> _Task to complete_
Gather, from the data below, each line in which the word "JSON" occurs.

═════ Data shown ═════

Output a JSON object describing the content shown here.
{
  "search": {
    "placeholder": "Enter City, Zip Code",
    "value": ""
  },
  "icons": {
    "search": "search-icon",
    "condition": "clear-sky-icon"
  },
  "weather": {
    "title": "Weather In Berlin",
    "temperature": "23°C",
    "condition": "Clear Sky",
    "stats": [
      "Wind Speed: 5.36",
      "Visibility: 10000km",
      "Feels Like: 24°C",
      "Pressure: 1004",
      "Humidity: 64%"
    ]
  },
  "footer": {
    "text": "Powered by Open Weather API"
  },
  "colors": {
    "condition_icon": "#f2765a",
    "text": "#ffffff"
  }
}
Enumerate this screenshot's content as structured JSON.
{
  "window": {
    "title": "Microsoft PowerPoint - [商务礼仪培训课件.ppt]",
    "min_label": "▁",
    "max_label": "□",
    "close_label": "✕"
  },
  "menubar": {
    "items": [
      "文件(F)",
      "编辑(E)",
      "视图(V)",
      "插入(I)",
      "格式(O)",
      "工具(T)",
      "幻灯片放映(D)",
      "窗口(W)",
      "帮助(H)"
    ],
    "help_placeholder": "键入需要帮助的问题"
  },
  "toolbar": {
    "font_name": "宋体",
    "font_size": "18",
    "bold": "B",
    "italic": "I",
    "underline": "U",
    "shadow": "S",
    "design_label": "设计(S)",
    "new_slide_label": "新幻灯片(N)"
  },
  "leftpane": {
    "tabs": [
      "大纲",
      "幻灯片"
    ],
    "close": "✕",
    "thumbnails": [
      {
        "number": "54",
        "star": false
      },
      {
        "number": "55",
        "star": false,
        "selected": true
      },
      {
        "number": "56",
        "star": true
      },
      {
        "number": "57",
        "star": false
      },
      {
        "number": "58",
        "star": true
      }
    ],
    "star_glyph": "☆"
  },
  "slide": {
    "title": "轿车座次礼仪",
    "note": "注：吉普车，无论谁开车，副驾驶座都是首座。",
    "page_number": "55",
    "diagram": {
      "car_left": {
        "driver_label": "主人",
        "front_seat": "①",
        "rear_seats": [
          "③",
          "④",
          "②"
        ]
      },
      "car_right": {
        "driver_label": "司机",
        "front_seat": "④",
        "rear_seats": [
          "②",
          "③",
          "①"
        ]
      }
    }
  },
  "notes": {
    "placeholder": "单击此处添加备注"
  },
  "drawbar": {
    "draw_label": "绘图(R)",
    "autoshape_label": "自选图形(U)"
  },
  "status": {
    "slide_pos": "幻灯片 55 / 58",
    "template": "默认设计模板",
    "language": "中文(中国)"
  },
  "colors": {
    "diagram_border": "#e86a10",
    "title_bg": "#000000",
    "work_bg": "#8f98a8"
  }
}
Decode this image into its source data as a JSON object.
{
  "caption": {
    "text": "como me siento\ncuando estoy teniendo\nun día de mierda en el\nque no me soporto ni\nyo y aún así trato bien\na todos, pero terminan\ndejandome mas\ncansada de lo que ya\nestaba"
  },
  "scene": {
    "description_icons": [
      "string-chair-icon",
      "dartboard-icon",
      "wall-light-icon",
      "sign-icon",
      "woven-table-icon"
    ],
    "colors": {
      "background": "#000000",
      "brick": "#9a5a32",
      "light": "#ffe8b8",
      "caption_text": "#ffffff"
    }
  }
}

═════

> _Exercise response_
Output a JSON object describing the content shown here.
Enumerate this screenshot's content as structured JSON.
Decode this image into its source data as a JSON object.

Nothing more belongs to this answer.